··· ENTRIES

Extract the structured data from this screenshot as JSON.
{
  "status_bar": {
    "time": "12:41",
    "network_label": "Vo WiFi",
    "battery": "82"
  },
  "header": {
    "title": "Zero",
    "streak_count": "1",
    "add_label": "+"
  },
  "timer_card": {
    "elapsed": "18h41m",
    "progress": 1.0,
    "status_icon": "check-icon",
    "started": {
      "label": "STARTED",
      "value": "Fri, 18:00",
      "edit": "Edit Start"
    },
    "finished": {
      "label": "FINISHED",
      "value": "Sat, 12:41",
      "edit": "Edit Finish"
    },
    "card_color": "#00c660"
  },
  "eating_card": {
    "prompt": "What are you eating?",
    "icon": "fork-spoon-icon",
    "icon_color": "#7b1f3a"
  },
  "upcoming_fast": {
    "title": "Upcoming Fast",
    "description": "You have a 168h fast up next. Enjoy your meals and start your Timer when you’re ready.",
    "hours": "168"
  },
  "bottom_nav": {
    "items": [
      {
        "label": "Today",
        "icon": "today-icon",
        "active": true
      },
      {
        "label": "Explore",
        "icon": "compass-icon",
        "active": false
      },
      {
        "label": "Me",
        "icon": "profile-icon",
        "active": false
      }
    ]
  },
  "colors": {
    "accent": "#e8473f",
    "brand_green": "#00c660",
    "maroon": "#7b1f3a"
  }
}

······
··· ENTRIES

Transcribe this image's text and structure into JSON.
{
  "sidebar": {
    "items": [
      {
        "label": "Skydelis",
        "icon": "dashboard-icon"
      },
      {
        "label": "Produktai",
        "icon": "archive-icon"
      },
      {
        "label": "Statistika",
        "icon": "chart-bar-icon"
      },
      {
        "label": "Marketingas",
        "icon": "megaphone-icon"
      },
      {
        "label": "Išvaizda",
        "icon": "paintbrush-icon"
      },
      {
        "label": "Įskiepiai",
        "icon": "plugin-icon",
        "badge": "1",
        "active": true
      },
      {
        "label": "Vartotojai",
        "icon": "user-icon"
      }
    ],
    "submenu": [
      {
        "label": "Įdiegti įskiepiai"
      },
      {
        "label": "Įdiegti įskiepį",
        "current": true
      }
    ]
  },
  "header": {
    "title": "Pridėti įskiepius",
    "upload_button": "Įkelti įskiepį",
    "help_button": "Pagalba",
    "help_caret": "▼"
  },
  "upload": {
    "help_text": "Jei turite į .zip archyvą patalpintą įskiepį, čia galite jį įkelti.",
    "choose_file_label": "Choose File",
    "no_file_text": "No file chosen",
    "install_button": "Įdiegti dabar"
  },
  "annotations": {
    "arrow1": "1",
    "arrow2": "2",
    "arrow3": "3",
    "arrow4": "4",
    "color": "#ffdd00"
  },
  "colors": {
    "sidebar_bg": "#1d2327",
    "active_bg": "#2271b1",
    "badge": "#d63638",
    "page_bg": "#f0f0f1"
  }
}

······

#### [WHAT IS NEEDED]
Write out every line of the preceding listing that contains "įskiepį".

#### [CORRECT RESULT]
        "label": "Įdiegti įskiepį",
    "upload_button": "Įkelti įskiepį",
    "help_text": "Jei turite į .zip archyvą patalpintą įskiepį, čia galite jį įkelti.",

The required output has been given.